» Exercise
Lines containing the word "kind" are the ones to copy from the records below.

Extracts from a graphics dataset
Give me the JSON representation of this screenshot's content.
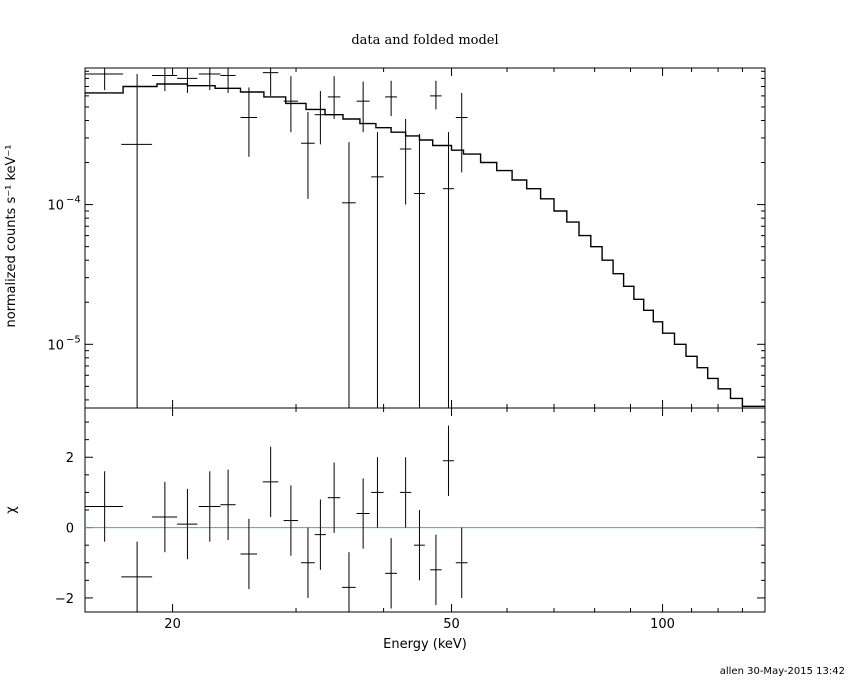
{
  "chart_data": [
    {
      "type": "scatter",
      "title": "data and folded model",
      "xlabel": "",
      "ylabel": "normalized counts s⁻¹ keV⁻¹",
      "xscale": "log",
      "yscale": "log",
      "xlim": [
        15,
        140
      ],
      "ylim": [
        3.5e-06,
        0.00095
      ],
      "ytick_labels": [
        {
          "value": 0.0001,
          "base": "10",
          "exp": "−4"
        },
        {
          "value": 1e-05,
          "base": "10",
          "exp": "−5"
        }
      ],
      "series": [
        {
          "kind": "data",
          "points": [
            {
              "x": 16.0,
              "xerr": [
                1.0,
                1.0
              ],
              "y": 0.00086,
              "ylo": 0.00066,
              "yhi": 0.00095
            },
            {
              "x": 17.8,
              "xerr": [
                0.9,
                0.9
              ],
              "y": 0.00027,
              "ylo": 3.5e-06,
              "yhi": 0.00086
            },
            {
              "x": 19.5,
              "xerr": [
                0.8,
                0.8
              ],
              "y": 0.00084,
              "ylo": 0.00065,
              "yhi": 0.00095
            },
            {
              "x": 21.0,
              "xerr": [
                0.7,
                0.7
              ],
              "y": 0.0008,
              "ylo": 0.00063,
              "yhi": 0.00095
            },
            {
              "x": 22.6,
              "xerr": [
                0.8,
                0.8
              ],
              "y": 0.00086,
              "ylo": 0.00066,
              "yhi": 0.00095
            },
            {
              "x": 24.0,
              "xerr": [
                0.6,
                0.6
              ],
              "y": 0.00084,
              "ylo": 0.00063,
              "yhi": 0.00095
            },
            {
              "x": 25.7,
              "xerr": [
                0.7,
                0.7
              ],
              "y": 0.00042,
              "ylo": 0.00022,
              "yhi": 0.00069
            },
            {
              "x": 27.6,
              "xerr": [
                0.7,
                0.7
              ],
              "y": 0.00088,
              "ylo": 0.0006,
              "yhi": 0.00095
            },
            {
              "x": 29.5,
              "xerr": [
                0.7,
                0.7
              ],
              "y": 0.00055,
              "ylo": 0.00033,
              "yhi": 0.00083
            },
            {
              "x": 31.2,
              "xerr": [
                0.7,
                0.7
              ],
              "y": 0.000275,
              "ylo": 0.00011,
              "yhi": 0.00046
            },
            {
              "x": 32.5,
              "xerr": [
                0.6,
                0.6
              ],
              "y": 0.00044,
              "ylo": 0.00027,
              "yhi": 0.00065
            },
            {
              "x": 34.0,
              "xerr": [
                0.7,
                0.7
              ],
              "y": 0.00059,
              "ylo": 0.00041,
              "yhi": 0.00083
            },
            {
              "x": 35.7,
              "xerr": [
                0.8,
                0.8
              ],
              "y": 0.000103,
              "ylo": 3.5e-06,
              "yhi": 0.00028
            },
            {
              "x": 37.4,
              "xerr": [
                0.8,
                0.8
              ],
              "y": 0.00055,
              "ylo": 0.00033,
              "yhi": 0.00076
            },
            {
              "x": 39.2,
              "xerr": [
                0.8,
                0.8
              ],
              "y": 0.000158,
              "ylo": 3.5e-06,
              "yhi": 0.00033
            },
            {
              "x": 41.0,
              "xerr": [
                0.8,
                0.8
              ],
              "y": 0.00059,
              "ylo": 0.00043,
              "yhi": 0.00077
            },
            {
              "x": 43.0,
              "xerr": [
                0.8,
                0.8
              ],
              "y": 0.00025,
              "ylo": 0.0001,
              "yhi": 0.00041
            },
            {
              "x": 45.0,
              "xerr": [
                0.8,
                0.8
              ],
              "y": 0.00012,
              "ylo": 3.5e-06,
              "yhi": 0.00032
            },
            {
              "x": 47.5,
              "xerr": [
                0.9,
                0.9
              ],
              "y": 0.0006,
              "ylo": 0.00048,
              "yhi": 0.00077
            },
            {
              "x": 49.5,
              "xerr": [
                0.9,
                0.9
              ],
              "y": 0.00013,
              "ylo": 3.5e-06,
              "yhi": 0.00033
            },
            {
              "x": 51.7,
              "xerr": [
                1.0,
                1.0
              ],
              "y": 0.00042,
              "ylo": 0.00017,
              "yhi": 0.00063
            }
          ]
        },
        {
          "kind": "model",
          "points": [
            [
              15,
              0.00063
            ],
            [
              17,
              0.0007
            ],
            [
              19,
              0.00073
            ],
            [
              21,
              0.00071
            ],
            [
              23,
              0.00068
            ],
            [
              25,
              0.00064
            ],
            [
              27,
              0.00059
            ],
            [
              29,
              0.00053
            ],
            [
              31,
              0.00048
            ],
            [
              33,
              0.00044
            ],
            [
              35,
              0.00041
            ],
            [
              37,
              0.00038
            ],
            [
              39,
              0.000355
            ],
            [
              41,
              0.00033
            ],
            [
              43,
              0.00031
            ],
            [
              45,
              0.00029
            ],
            [
              47,
              0.000265
            ],
            [
              50,
              0.000245
            ],
            [
              52,
              0.00023
            ],
            [
              55,
              0.0002
            ],
            [
              58,
              0.000175
            ],
            [
              61,
              0.00015
            ],
            [
              64,
              0.00013
            ],
            [
              67,
              0.00011
            ],
            [
              70,
              9e-05
            ],
            [
              73,
              7.5e-05
            ],
            [
              76,
              6e-05
            ],
            [
              79,
              5e-05
            ],
            [
              82,
              4e-05
            ],
            [
              85,
              3.2e-05
            ],
            [
              88,
              2.6e-05
            ],
            [
              91,
              2.1e-05
            ],
            [
              94,
              1.75e-05
            ],
            [
              97,
              1.45e-05
            ],
            [
              100,
              1.2e-05
            ],
            [
              104,
              1e-05
            ],
            [
              108,
              8.2e-06
            ],
            [
              112,
              6.8e-06
            ],
            [
              116,
              5.7e-06
            ],
            [
              120,
              4.8e-06
            ],
            [
              125,
              4.1e-06
            ],
            [
              130,
              3.6e-06
            ]
          ]
        }
      ]
    },
    {
      "type": "scatter",
      "xlabel": "Energy (keV)",
      "ylabel": "χ",
      "xscale": "log",
      "xlim": [
        15,
        140
      ],
      "ylim": [
        -2.4,
        3.4
      ],
      "xticks": [
        20,
        50,
        100
      ],
      "yticks": [
        -2,
        0,
        2
      ],
      "series": [
        {
          "kind": "residuals",
          "points": [
            {
              "x": 16.0,
              "xerr": 1.0,
              "y": 0.6,
              "yerr": 1.0
            },
            {
              "x": 17.8,
              "xerr": 0.9,
              "y": -1.4,
              "yerr": 1.0
            },
            {
              "x": 19.5,
              "xerr": 0.8,
              "y": 0.3,
              "yerr": 1.0
            },
            {
              "x": 21.0,
              "xerr": 0.7,
              "y": 0.1,
              "yerr": 1.0
            },
            {
              "x": 22.6,
              "xerr": 0.8,
              "y": 0.6,
              "yerr": 1.0
            },
            {
              "x": 24.0,
              "xerr": 0.6,
              "y": 0.65,
              "yerr": 1.0
            },
            {
              "x": 25.7,
              "xerr": 0.7,
              "y": -0.75,
              "yerr": 1.0
            },
            {
              "x": 27.6,
              "xerr": 0.7,
              "y": 1.3,
              "yerr": 1.0
            },
            {
              "x": 29.5,
              "xerr": 0.7,
              "y": 0.2,
              "yerr": 1.0
            },
            {
              "x": 31.2,
              "xerr": 0.7,
              "y": -1.0,
              "yerr": 1.0
            },
            {
              "x": 32.5,
              "xerr": 0.6,
              "y": -0.2,
              "yerr": 1.0
            },
            {
              "x": 34.0,
              "xerr": 0.7,
              "y": 0.85,
              "yerr": 1.0
            },
            {
              "x": 35.7,
              "xerr": 0.8,
              "y": -1.7,
              "yerr": 1.0
            },
            {
              "x": 37.4,
              "xerr": 0.8,
              "y": 0.4,
              "yerr": 1.0
            },
            {
              "x": 39.2,
              "xerr": 0.8,
              "y": 1.0,
              "yerr": 1.0
            },
            {
              "x": 41.0,
              "xerr": 0.8,
              "y": -1.3,
              "yerr": 1.0
            },
            {
              "x": 43.0,
              "xerr": 0.8,
              "y": 1.0,
              "yerr": 1.0
            },
            {
              "x": 45.0,
              "xerr": 0.8,
              "y": -0.5,
              "yerr": 1.0
            },
            {
              "x": 47.5,
              "xerr": 0.9,
              "y": -1.2,
              "yerr": 1.0
            },
            {
              "x": 49.5,
              "xerr": 0.9,
              "y": 1.9,
              "yerr": 1.0
            },
            {
              "x": 51.7,
              "xerr": 1.0,
              "y": -1.0,
              "yerr": 1.0
            }
          ]
        },
        {
          "kind": "zero-line",
          "y": 0,
          "color": "#33cc33"
        }
      ]
    }
  ],
  "footer": {
    "credit": "allen 30-May-2015 13:42"
  }
}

» Expected answer
          "kind": "data",
          "kind": "model",
          "kind": "residuals",
          "kind": "zero-line",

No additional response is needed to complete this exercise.